(Dataset records)

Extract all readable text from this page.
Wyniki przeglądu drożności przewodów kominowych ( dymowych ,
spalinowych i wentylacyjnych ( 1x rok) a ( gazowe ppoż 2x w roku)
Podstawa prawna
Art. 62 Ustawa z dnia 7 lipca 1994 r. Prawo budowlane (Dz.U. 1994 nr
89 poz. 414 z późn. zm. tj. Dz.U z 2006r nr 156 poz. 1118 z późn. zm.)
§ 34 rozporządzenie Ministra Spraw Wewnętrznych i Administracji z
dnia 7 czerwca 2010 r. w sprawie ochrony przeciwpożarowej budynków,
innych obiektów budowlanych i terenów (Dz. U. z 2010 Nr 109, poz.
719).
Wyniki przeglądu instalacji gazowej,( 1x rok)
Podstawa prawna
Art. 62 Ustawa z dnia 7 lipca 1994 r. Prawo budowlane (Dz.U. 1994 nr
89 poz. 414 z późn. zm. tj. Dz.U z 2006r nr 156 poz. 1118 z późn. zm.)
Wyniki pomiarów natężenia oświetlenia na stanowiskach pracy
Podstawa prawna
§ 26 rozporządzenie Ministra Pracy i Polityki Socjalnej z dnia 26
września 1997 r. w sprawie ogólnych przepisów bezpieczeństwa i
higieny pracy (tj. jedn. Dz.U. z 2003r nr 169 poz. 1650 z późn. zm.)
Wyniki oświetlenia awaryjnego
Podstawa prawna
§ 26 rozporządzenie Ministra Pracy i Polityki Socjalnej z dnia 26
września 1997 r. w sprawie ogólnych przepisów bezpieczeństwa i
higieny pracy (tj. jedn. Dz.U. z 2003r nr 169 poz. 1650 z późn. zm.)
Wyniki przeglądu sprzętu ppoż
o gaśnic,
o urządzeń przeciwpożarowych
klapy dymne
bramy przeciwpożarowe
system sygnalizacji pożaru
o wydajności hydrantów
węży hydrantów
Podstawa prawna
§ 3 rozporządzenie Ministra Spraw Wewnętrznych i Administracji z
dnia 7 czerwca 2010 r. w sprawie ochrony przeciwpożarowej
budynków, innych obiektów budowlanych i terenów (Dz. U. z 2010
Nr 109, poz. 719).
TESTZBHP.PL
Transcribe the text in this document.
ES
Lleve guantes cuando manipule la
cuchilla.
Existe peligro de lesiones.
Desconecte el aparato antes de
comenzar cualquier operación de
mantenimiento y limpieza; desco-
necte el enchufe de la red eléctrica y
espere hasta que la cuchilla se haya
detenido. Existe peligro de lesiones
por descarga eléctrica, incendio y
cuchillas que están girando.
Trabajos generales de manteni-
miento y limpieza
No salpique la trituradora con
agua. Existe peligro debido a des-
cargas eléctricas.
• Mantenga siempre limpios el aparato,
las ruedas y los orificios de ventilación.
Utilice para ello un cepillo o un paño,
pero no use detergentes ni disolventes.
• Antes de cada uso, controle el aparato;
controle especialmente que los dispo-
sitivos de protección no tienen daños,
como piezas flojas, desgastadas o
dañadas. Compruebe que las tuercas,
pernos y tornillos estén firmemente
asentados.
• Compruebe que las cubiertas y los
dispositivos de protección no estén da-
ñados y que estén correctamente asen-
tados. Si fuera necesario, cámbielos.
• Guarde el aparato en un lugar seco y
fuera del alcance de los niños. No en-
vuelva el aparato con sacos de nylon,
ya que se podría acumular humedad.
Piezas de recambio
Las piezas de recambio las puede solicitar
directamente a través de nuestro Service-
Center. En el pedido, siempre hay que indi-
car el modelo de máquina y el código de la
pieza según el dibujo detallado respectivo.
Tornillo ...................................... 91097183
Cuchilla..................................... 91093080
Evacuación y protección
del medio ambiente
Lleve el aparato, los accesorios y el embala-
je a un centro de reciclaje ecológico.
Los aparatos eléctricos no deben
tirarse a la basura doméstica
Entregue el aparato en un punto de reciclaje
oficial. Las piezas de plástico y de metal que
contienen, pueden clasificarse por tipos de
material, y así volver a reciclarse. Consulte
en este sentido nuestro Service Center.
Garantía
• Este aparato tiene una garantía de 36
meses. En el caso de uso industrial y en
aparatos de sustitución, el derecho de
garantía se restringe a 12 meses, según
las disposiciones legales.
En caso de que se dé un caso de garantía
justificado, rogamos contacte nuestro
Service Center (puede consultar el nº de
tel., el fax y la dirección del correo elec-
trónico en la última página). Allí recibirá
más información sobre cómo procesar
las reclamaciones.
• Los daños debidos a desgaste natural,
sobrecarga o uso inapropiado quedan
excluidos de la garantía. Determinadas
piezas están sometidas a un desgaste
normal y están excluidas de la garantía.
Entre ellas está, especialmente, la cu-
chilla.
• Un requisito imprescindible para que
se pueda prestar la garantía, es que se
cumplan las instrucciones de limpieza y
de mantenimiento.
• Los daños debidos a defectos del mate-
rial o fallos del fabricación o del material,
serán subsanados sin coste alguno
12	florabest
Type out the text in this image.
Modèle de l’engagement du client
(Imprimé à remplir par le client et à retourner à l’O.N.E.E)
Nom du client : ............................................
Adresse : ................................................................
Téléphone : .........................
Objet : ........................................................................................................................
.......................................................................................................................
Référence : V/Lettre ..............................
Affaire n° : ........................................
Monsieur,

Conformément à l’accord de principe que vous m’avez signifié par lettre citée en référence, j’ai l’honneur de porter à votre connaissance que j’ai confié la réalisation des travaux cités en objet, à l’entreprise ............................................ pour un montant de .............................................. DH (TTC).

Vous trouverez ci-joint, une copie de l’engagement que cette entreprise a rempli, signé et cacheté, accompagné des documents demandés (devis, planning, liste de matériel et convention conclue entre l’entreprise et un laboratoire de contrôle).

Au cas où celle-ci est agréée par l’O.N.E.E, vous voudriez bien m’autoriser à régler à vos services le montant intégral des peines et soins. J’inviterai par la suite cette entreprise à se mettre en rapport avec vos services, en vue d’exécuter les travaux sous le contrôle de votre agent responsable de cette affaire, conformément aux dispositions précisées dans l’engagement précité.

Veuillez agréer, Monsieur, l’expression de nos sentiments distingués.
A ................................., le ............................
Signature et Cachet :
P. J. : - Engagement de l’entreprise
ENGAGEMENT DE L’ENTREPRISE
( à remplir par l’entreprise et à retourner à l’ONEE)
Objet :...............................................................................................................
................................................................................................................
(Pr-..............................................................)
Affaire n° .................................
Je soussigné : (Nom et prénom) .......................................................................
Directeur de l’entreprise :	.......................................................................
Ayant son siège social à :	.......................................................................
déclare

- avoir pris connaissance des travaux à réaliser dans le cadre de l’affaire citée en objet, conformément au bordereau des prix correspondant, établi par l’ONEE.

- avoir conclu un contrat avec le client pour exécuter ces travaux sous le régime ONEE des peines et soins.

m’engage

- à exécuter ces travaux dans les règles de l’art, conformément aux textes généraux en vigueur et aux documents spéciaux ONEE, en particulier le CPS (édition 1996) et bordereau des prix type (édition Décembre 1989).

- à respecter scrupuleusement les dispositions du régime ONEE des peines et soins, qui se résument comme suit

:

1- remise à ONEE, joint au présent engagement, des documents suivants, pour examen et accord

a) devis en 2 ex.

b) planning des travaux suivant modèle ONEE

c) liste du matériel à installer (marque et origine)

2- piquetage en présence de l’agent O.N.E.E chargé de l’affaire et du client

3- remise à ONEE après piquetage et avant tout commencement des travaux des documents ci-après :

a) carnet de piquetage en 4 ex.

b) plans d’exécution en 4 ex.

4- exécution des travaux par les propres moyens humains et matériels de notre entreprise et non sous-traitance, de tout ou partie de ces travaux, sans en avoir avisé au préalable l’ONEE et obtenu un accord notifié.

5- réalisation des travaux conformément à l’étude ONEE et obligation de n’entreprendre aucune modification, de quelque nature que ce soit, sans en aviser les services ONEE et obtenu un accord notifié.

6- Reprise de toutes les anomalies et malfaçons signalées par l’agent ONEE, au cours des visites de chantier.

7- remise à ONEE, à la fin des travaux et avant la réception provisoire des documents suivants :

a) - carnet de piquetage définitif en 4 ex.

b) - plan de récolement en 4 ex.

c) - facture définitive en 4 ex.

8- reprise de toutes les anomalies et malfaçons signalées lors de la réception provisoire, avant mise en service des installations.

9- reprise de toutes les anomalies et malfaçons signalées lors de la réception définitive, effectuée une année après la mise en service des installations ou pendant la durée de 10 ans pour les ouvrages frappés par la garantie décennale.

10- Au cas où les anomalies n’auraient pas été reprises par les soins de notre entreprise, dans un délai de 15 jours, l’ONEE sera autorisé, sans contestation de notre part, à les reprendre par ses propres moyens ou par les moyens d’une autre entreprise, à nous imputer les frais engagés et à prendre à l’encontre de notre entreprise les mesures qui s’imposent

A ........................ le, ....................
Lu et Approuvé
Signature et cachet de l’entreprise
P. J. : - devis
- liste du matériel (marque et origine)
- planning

PROBLEM TO WORK ON
Pick out all lines from the data above in which the word "Monsieur" appears.

COMPLETE OUTPUT
Monsieur,
Veuillez agréer, Monsieur, l’expression de nos sentiments distingués.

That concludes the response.